**RECORD EXTRACTS:**
=======
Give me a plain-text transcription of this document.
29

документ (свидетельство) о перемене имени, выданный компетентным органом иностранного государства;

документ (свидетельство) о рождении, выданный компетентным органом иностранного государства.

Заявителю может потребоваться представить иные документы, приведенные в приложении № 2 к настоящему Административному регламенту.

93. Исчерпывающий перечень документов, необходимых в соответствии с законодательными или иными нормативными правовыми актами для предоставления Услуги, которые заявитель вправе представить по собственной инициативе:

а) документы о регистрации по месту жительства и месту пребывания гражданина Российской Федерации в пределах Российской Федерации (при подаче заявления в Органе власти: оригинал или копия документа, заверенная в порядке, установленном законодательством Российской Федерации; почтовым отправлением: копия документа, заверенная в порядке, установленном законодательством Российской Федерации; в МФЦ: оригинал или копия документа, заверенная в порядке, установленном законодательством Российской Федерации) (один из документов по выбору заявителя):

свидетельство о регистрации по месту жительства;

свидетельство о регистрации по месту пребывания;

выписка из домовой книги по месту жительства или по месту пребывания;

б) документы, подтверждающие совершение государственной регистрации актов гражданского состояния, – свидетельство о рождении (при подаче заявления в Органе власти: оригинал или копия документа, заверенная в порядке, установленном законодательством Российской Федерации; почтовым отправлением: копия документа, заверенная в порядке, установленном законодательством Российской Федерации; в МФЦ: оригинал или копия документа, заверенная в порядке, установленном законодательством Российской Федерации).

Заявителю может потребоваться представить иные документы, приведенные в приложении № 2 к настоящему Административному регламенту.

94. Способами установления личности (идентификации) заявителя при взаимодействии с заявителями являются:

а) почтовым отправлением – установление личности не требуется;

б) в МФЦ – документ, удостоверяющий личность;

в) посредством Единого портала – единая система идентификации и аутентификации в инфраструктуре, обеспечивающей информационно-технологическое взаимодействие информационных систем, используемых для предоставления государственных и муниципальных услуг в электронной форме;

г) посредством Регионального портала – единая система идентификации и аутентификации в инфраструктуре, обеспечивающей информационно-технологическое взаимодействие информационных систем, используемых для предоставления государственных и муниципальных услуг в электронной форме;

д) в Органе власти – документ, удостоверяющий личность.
=======
Retype the entries one by one, exactly.

**SOLUTION TO THE EXERCISE:**
Give me a plain-text transcription of this document.
29

документ (свидетельство) о перемене имени, выданный компетентным органом иностранного государства;

документ (свидетельство) о рождении, выданный компетентным органом иностранного государства.

Заявителю может потребоваться представить иные документы, приведенные в приложении № 2 к настоящему Административному регламенту.

93. Исчерпывающий перечень документов, необходимых в соответствии с законодательными или иными нормативными правовыми актами для предоставления Услуги, которые заявитель вправе представить по собственной инициативе:

а) документы о регистрации по месту жительства и месту пребывания гражданина Российской Федерации в пределах Российской Федерации (при подаче заявления в Органе власти: оригинал или копия документа, заверенная в порядке, установленном законодательством Российской Федерации; почтовым отправлением: копия документа, заверенная в порядке, установленном законодательством Российской Федерации; в МФЦ: оригинал или копия документа, заверенная в порядке, установленном законодательством Российской Федерации) (один из документов по выбору заявителя):

свидетельство о регистрации по месту жительства;

свидетельство о регистрации по месту пребывания;

выписка из домовой книги по месту жительства или по месту пребывания;

б) документы, подтверждающие совершение государственной регистрации актов гражданского состояния, – свидетельство о рождении (при подаче заявления в Органе власти: оригинал или копия документа, заверенная в порядке, установленном законодательством Российской Федерации; почтовым отправлением: копия документа, заверенная в порядке, установленном законодательством Российской Федерации; в МФЦ: оригинал или копия документа, заверенная в порядке, установленном законодательством Российской Федерации).

Заявителю может потребоваться представить иные документы, приведенные в приложении № 2 к настоящему Административному регламенту.

94. Способами установления личности (идентификации) заявителя при взаимодействии с заявителями являются:

а) почтовым отправлением – установление личности не требуется;

б) в МФЦ – документ, удостоверяющий личность;

в) посредством Единого портала – единая система идентификации и аутентификации в инфраструктуре, обеспечивающей информационно-технологическое взаимодействие информационных систем, используемых для предоставления государственных и муниципальных услуг в электронной форме;

г) посредством Регионального портала – единая система идентификации и аутентификации в инфраструктуре, обеспечивающей информационно-технологическое взаимодействие информационных систем, используемых для предоставления государственных и муниципальных услуг в электронной форме;

д) в Органе власти – документ, удостоверяющий личность.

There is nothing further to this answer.